§ **Dataset records**
>> Start

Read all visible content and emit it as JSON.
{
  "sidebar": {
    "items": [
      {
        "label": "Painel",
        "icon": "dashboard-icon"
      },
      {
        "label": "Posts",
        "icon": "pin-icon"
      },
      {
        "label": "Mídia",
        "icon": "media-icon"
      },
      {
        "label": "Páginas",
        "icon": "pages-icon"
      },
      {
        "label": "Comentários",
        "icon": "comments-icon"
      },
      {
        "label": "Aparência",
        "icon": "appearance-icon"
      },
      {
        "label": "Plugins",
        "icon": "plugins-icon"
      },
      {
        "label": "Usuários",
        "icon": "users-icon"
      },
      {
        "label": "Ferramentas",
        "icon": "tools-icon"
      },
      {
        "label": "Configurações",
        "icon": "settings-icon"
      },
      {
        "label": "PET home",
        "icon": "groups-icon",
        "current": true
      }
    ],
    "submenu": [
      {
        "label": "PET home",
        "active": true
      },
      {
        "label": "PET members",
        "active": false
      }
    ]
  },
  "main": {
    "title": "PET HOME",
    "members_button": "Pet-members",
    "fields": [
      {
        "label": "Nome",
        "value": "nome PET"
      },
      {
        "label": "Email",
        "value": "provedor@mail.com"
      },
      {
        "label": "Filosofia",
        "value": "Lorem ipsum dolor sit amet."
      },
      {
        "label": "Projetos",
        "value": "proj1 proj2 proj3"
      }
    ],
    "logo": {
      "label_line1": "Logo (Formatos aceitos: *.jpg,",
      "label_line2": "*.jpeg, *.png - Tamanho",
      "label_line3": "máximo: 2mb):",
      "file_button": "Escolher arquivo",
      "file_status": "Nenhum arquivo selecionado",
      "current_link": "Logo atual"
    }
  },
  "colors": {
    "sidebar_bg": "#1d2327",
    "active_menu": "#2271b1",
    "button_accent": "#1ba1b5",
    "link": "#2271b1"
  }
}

>> End

§ **Instruction**
Retype the listing exactly, in full.

§ **Task answer**
Read all visible content and emit it as JSON.
{
  "sidebar": {
    "items": [
      {
        "label": "Painel",
        "icon": "dashboard-icon"
      },
      {
        "label": "Posts",
        "icon": "pin-icon"
      },
      {
        "label": "Mídia",
        "icon": "media-icon"
      },
      {
        "label": "Páginas",
        "icon": "pages-icon"
      },
      {
        "label": "Comentários",
        "icon": "comments-icon"
      },
      {
        "label": "Aparência",
        "icon": "appearance-icon"
      },
      {
        "label": "Plugins",
        "icon": "plugins-icon"
      },
      {
        "label": "Usuários",
        "icon": "users-icon"
      },
      {
        "label": "Ferramentas",
        "icon": "tools-icon"
      },
      {
        "label": "Configurações",
        "icon": "settings-icon"
      },
      {
        "label": "PET home",
        "icon": "groups-icon",
        "current": true
      }
    ],
    "submenu": [
      {
        "label": "PET home",
        "active": true
      },
      {
        "label": "PET members",
        "active": false
      }
    ]
  },
  "main": {
    "title": "PET HOME",
    "members_button": "Pet-members",
    "fields": [
      {
        "label": "Nome",
        "value": "nome PET"
      },
      {
        "label": "Email",
        "value": "provedor@mail.com"
      },
      {
        "label": "Filosofia",
        "value": "Lorem ipsum dolor sit amet."
      },
      {
        "label": "Projetos",
        "value": "proj1 proj2 proj3"
      }
    ],
    "logo": {
      "label_line1": "Logo (Formatos aceitos: *.jpg,",
      "label_line2": "*.jpeg, *.png - Tamanho",
      "label_line3": "máximo: 2mb):",
      "file_button": "Escolher arquivo",
      "file_status": "Nenhum arquivo selecionado",
      "current_link": "Logo atual"
    }
  },
  "colors": {
    "sidebar_bg": "#1d2327",
    "active_menu": "#2271b1",
    "button_accent": "#1ba1b5",
    "link": "#2271b1"
  }
}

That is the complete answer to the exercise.